-- Start of DATASET ENTRIES --
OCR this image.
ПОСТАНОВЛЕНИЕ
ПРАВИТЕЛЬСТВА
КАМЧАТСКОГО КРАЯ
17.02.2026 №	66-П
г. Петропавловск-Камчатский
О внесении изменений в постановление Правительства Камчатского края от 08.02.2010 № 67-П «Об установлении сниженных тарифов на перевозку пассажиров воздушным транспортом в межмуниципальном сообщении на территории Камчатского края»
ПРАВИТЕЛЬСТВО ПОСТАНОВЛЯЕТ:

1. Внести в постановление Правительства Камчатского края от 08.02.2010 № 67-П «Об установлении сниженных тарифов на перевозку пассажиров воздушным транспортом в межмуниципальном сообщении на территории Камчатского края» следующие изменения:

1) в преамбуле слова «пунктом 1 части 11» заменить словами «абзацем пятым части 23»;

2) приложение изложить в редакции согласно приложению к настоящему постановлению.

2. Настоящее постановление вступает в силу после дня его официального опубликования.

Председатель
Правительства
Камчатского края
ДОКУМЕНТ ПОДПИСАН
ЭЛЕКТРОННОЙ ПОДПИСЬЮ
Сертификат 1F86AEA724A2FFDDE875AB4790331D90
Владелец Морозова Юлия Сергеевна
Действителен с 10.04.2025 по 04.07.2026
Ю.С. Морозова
-- End of DATASET ENTRIES --
[WHAT YOU HAVE TO DO]
Take every line from the data above that holds "Морозова" and copy it out.

[SOLUTION TO THIS EXERCISE]
Владелец Морозова Юлия Сергеевна
Ю.С. Морозова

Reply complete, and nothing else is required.